[Raw records]

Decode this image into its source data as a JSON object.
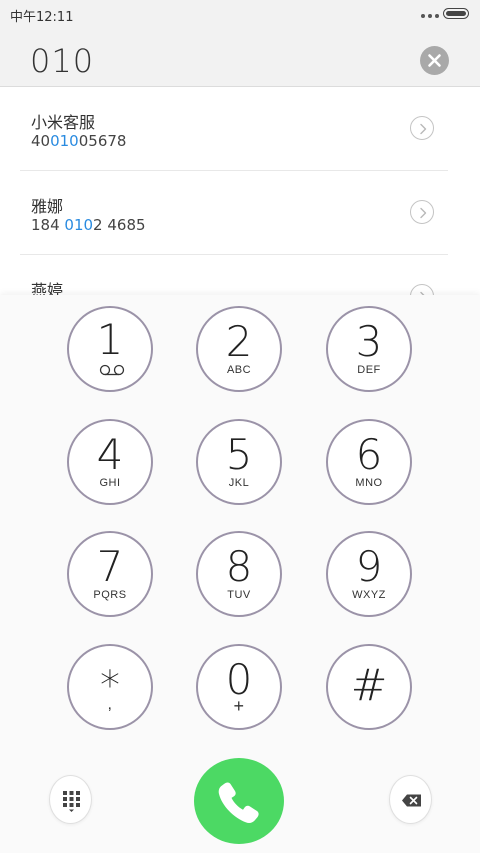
{
  "status_bar": {
    "time": "中午12:11"
  },
  "dialer": {
    "number": "010"
  },
  "contacts": [
    {
      "name": "小米客服",
      "number_pre": "40",
      "number_match": "010",
      "number_post": "05678"
    },
    {
      "name": "雅娜",
      "number_pre": "184 ",
      "number_match": "010",
      "number_post": "2 4685"
    },
    {
      "name": "燕婷",
      "number_pre": "",
      "number_match": "",
      "number_post": ""
    }
  ],
  "keys": [
    {
      "digit": "1",
      "letters": ""
    },
    {
      "digit": "2",
      "letters": "ABC"
    },
    {
      "digit": "3",
      "letters": "DEF"
    },
    {
      "digit": "4",
      "letters": "GHI"
    },
    {
      "digit": "5",
      "letters": "JKL"
    },
    {
      "digit": "6",
      "letters": "MNO"
    },
    {
      "digit": "7",
      "letters": "PQRS"
    },
    {
      "digit": "8",
      "letters": "TUV"
    },
    {
      "digit": "9",
      "letters": "WXYZ"
    },
    {
      "digit": "*",
      "letters": ","
    },
    {
      "digit": "0",
      "letters": "+"
    },
    {
      "digit": "#",
      "letters": ""
    }
  ],
  "icons": {
    "voicemail": "voicemail-icon",
    "clear": "clear-icon",
    "detail": "chevron-right-icon",
    "keypad_toggle": "keypad-icon",
    "call": "phone-icon",
    "backspace": "backspace-icon"
  },
  "colors": {
    "highlight": "#2a8be0",
    "call_green": "#4cd964",
    "key_ring": "#9b93a8"
  }
}
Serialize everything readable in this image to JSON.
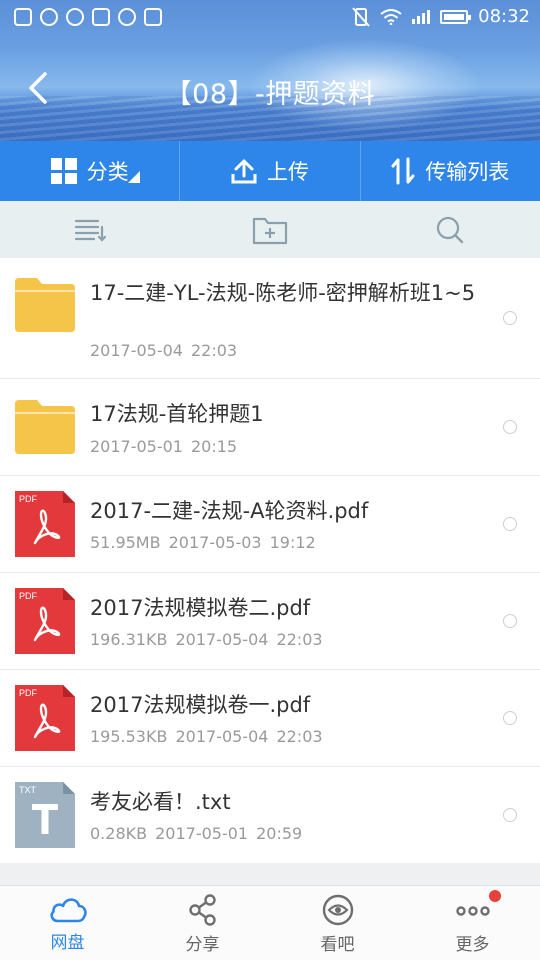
{
  "status_bar": {
    "time": "08:32",
    "left_icons": [
      "s-app-icon",
      "sync-app-icon",
      "chat-app-icon",
      "gallery-icon",
      "circle-app-icon",
      "grid-app-icon"
    ],
    "right_icons": [
      "vibrate-off-icon",
      "wifi-icon",
      "signal-icon",
      "battery-icon"
    ]
  },
  "header": {
    "title": "【08】-押题资料",
    "back_icon": "chevron-left-icon"
  },
  "action_bar": {
    "category_label": "分类",
    "upload_label": "上传",
    "transfer_label": "传输列表"
  },
  "toolbar": {
    "icons": [
      "sort-list-icon",
      "new-folder-icon",
      "search-icon"
    ]
  },
  "files": [
    {
      "name": "17-二建-YL-法规-陈老师-密押解析班1~5",
      "size": "",
      "date": "2017-05-04",
      "time": "22:03",
      "type": "folder"
    },
    {
      "name": "17法规-首轮押题1",
      "size": "",
      "date": "2017-05-01",
      "time": "20:15",
      "type": "folder"
    },
    {
      "name": "2017-二建-法规-A轮资料.pdf",
      "size": "51.95MB",
      "date": "2017-05-03",
      "time": "19:12",
      "type": "pdf"
    },
    {
      "name": "2017法规模拟卷二.pdf",
      "size": "196.31KB",
      "date": "2017-05-04",
      "time": "22:03",
      "type": "pdf"
    },
    {
      "name": "2017法规模拟卷一.pdf",
      "size": "195.53KB",
      "date": "2017-05-04",
      "time": "22:03",
      "type": "pdf"
    },
    {
      "name": "考友必看！.txt",
      "size": "0.28KB",
      "date": "2017-05-01",
      "time": "20:59",
      "type": "txt"
    }
  ],
  "file_badges": {
    "pdf": "PDF",
    "txt": "TXT"
  },
  "bottom_nav": [
    {
      "label": "网盘",
      "icon": "cloud-icon",
      "active": true
    },
    {
      "label": "分享",
      "icon": "share-icon",
      "active": false
    },
    {
      "label": "看吧",
      "icon": "eye-icon",
      "active": false
    },
    {
      "label": "更多",
      "icon": "more-icon",
      "active": false,
      "badge_dot": true
    }
  ],
  "colors": {
    "primary": "#2f86ea",
    "folder": "#f5c549",
    "pdf": "#e4393c",
    "txt": "#9eb2c2",
    "badge": "#e8413b"
  }
}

*WHAT TO DO*
From the data above, work out how many lines contain the string "letters" and reply with only the number.

*OUTPUT OF THE TASK*
12